— Start of Excerpt to read —

Like many habitually shy babooners I am cowed by crowds. In a gathering of two or more people I will tend to move to the periphery, which is no easy task if there is only one other person in the room. My party personality falls far short of “gregarious” and doesn’t quite make it to “lively”, landing much closer to “quiet” and “thoughtful” and sometimes, “a houseplant”. Were I inexplicably attending a massive public event on the National Mall like today’s “Rally to Restore Sanity”, led by comedians Jon Stewart and Stephen Colbert, I think I would be most comfortable experiencing it from somewhere around Alexandria, Virginia.
Still, I hope Comedy Central’s stars and their fans have a beautiful and memorable day. Sanity is worth rallying around. Moderation and respect are good goals for the national conversation. Getting people whipped into a state of frenzy over reasonable discussion and principled compromise is an appropriately ironic mission for this mammoth gathering on the eve of the midterm elections.

— End of Excerpt to read —
— Start of Records —

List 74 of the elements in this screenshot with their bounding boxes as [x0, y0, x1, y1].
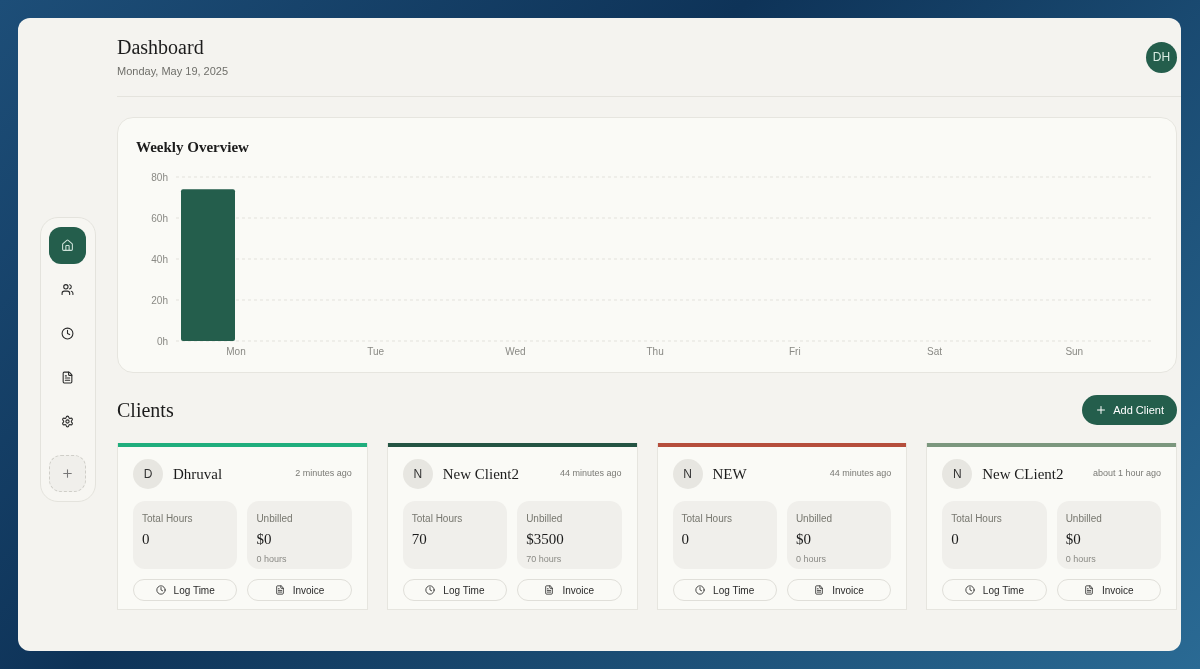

— End of Records —
— Start of Records —

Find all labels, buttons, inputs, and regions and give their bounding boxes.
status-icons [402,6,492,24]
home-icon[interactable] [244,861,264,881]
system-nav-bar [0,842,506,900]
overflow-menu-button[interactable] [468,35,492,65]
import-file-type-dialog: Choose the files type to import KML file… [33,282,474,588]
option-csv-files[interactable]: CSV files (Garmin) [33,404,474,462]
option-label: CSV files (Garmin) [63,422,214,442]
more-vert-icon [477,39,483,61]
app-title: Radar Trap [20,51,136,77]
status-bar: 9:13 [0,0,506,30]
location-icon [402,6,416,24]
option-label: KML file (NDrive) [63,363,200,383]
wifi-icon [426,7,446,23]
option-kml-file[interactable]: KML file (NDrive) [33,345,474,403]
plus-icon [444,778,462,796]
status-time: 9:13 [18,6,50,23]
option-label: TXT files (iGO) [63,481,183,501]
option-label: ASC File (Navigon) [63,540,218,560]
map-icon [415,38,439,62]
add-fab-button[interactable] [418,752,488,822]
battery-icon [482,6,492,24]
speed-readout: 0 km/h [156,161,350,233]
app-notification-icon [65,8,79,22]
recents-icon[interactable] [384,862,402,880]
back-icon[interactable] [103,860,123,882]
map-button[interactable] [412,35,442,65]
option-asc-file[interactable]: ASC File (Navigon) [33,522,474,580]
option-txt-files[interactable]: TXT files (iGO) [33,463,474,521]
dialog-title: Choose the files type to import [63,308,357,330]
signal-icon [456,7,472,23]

— End of Records —

* _Exercise details_
Transcribe word for word the stretch of the rally post from "Like many habitually" through "around Alexandria, Virginia.".

* _Written solution_
Like many habitually shy babooners I am cowed by crowds. In a gathering of two or more people I will tend to move to the periphery, which is no easy task if there is only one other person in the room. My party personality falls far short of “gregarious” and doesn’t quite make it to “lively”, landing much closer to “quiet” and “thoughtful” and sometimes, “a houseplant”. Were I inexplicably attending a massive public event on the National Mall like today’s “Rally to Restore Sanity”, led by comedians Jon Stewart and Stephen Colbert, I think I would be most comfortable experiencing it from somewhere around Alexandria, Virginia.